• [対象本文]:
- - - -

高齢ネコは慢性腎臓病に罹患していることが多く、なかでも尿に蛋白が含まれている場合は予後が悪くなることが多いため生存期間に影響がでてきます。そのため、蛋白尿の存在は尿検査で確認する必要がありますが、いくつか注意点があります。
その尿蛋白は腎臓によるもの?
蛋白尿は3つに分類されます。腎前性・腎性・腎後性蛋白尿です。
腎前性の場合は、生理的な蛋白尿や、ベンズジョーンズ蛋白のような腫瘍などに起因するものなどが挙げられます。
腎後性の場合は、腎盂や生殖器からの分泌液の混入で起こります。血尿や精子が混入することで偽陽性を示してしまいます。
これらの2つが否定された段階で腎性蛋白尿と考えます。
尿蛋白を測定するにあたり注意すること
院内の尿検査は、尿試験紙を使用した検査、尿比重計、顕微鏡での検査が主流です。尿試験紙を使用することで尿蛋白を調べることができますが、注意しなければならないことがあります。
尿試験紙の場合、尿が濃縮尿だと2+以上がでてしまうケースがあります。さらにpHが8以上の場合も、尿蛋白が偽陽性になることがあります。
そのため、尿蛋白を定量的に測るためには尿蛋白クレアチニン比が有効です。尿蛋白クレアチニン比を外注で検査している場合は、なかなか毎回の検査で実施するのは難しいかもしれませんが、慢性腎臓病のネコの場合は尿蛋白クレアチニン比のボーダーラインである0.2~0.4でも生存期間に影響してくるので、尿試験紙で蛋白が陰性だったとしても確認した方が良いと考えられます。

- - - -

• [提示資料]:
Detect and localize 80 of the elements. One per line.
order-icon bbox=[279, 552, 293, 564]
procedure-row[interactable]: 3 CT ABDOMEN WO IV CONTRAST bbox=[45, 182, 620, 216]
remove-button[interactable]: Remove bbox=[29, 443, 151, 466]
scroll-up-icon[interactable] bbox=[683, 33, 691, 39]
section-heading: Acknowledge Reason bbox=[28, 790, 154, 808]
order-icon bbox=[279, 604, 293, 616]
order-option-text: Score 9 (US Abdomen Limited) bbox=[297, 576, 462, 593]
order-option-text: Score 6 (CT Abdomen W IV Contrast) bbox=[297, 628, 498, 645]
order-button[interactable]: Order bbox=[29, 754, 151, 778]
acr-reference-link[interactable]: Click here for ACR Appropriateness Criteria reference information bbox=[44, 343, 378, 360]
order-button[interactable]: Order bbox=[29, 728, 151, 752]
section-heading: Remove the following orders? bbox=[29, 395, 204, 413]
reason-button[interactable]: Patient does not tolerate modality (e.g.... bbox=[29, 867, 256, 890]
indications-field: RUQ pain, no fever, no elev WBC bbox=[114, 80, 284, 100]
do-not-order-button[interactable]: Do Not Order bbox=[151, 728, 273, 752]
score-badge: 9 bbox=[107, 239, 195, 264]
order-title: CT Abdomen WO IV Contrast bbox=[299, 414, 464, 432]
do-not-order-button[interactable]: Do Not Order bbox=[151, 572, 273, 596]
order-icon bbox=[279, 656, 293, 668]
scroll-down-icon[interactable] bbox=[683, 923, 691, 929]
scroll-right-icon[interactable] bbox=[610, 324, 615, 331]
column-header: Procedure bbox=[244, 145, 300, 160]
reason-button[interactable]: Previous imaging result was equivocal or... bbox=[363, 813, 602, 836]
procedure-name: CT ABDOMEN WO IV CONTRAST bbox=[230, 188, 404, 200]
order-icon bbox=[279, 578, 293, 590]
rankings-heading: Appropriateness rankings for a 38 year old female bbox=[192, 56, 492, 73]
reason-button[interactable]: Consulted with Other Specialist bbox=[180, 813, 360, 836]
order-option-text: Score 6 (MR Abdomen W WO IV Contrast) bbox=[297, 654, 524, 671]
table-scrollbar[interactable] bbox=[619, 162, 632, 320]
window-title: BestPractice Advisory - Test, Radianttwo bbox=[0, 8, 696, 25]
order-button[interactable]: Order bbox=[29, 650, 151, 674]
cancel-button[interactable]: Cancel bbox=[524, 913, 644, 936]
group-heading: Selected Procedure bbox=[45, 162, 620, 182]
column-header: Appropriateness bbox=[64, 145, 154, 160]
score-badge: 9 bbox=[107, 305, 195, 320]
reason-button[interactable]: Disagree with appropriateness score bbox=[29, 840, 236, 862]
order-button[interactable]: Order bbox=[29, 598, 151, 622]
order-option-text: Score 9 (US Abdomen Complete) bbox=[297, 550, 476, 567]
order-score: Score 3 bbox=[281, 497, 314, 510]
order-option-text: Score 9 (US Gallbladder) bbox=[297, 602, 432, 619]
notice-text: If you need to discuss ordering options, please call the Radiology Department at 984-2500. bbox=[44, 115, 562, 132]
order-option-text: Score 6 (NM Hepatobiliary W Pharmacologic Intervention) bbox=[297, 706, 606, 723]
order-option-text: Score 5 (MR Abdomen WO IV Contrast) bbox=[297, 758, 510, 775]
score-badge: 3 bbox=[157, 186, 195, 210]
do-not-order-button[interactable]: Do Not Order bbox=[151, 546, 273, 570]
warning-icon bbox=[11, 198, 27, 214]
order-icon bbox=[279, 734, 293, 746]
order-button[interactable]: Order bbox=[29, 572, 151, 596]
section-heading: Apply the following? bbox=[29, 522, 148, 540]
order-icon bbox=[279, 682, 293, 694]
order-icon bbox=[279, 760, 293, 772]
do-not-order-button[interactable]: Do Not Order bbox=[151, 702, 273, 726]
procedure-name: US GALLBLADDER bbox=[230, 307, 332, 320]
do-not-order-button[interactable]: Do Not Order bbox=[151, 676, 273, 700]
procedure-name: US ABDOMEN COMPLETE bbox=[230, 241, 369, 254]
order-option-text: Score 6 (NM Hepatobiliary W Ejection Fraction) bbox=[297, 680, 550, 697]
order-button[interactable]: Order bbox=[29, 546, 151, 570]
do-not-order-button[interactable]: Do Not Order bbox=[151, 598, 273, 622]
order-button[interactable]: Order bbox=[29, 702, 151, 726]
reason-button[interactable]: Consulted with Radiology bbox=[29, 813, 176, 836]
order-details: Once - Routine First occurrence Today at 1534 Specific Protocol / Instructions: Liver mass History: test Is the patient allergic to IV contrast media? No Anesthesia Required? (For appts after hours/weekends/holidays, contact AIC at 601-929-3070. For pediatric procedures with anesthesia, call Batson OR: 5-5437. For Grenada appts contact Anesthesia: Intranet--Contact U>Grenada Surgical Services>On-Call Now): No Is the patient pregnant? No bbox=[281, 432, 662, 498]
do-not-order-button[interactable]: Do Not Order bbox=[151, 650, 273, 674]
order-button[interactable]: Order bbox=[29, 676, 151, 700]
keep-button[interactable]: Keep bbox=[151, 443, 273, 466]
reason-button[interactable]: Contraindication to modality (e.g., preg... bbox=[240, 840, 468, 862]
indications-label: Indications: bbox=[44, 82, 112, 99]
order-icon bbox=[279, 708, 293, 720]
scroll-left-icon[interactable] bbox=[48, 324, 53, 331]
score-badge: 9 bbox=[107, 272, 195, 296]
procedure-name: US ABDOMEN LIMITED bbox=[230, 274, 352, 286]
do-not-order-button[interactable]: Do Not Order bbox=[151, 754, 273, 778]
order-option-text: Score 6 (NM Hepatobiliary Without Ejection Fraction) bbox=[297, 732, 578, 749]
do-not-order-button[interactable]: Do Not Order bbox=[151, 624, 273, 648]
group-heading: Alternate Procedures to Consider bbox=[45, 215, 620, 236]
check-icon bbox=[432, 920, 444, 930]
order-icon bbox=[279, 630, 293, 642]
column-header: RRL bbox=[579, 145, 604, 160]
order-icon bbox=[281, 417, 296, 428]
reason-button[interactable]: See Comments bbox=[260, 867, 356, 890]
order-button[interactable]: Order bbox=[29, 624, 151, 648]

- - - -

• [課題一覧]:
**A.** ネコの蛋白尿についての本文から、「腎前性の場合は、生理的な蛋白」から「した方が良いと考えられます。」までを一字一句そのまま書き写してください。
**B.** ネコの蛋白尿についての本文にある「これらの2つが否定された段階で腎性蛋白尿と考えます。」という一文を英語に訳してください。
**C.** ネコの蛋白尿についての本文を、最後の文の後から書き継いでください。

• [回答一覧]:
**A.**
腎前性の場合は、生理的な蛋白尿や、ベンズジョーンズ蛋白のような腫瘍などに起因するものなどが挙げられます。
腎後性の場合は、腎盂や生殖器からの分泌液の混入で起こります。血尿や精子が混入することで偽陽性を示してしまいます。
これらの2つが否定された段階で腎性蛋白尿と考えます。
尿蛋白を測定するにあたり注意すること
院内の尿検査は、尿試験紙を使用した検査、尿比重計、顕微鏡での検査が主流です。尿試験紙を使用することで尿蛋白を調べることができますが、注意しなければならないことがあります。
尿試験紙の場合、尿が濃縮尿だと2+以上がでてしまうケースがあります。さらにpHが8以上の場合も、尿蛋白が偽陽性になることがあります。
そのため、尿蛋白を定量的に測るためには尿蛋白クレアチニン比が有効です。尿蛋白クレアチニン比を外注で検査している場合は、なかなか毎回の検査で実施するのは難しいかもしれませんが、慢性腎臓病のネコの場合は尿蛋白クレアチニン比のボーダーラインである0.2~0.4でも生存期間に影響してくるので、尿試験紙で蛋白が陰性だったとしても確認した方が良いと考えられます。

**B.** Once these two have been ruled out, the proteinuria is considered to be renal proteinuria.

**C.**
尿蛋白がでてしまったら
慢性腎臓病のネコで蛋白尿が出る場合、寿命に影響することが知られています。尿蛋白が出た場合、まずは治療可能な併発疾患が無いかを確認します。また、場合によっては腎生検の実施を考慮します。治療としてはACEIやARB製剤の使用、および腎臓病用の食事療法を行い、定期的に腎臓のモニターをしていきます。
まとめ
慢性腎臓病に罹患しているネコは多く、なかでも蛋白尿が出ている場合は予後不良です。蛋白尿は尿試験紙で確認できますが、濃縮尿やpHによって正確に診断できないことがあります。基本的には尿試験紙で陰性の場合は尿蛋白クレアチニン比も低値のことがほとんどです。しかし、慢性腎臓病と診断されたネコに関しては、尿蛋白クレアチニン比がボーダーラインであっても生存期間に影響するため、低値であっても測定することをおすすめします。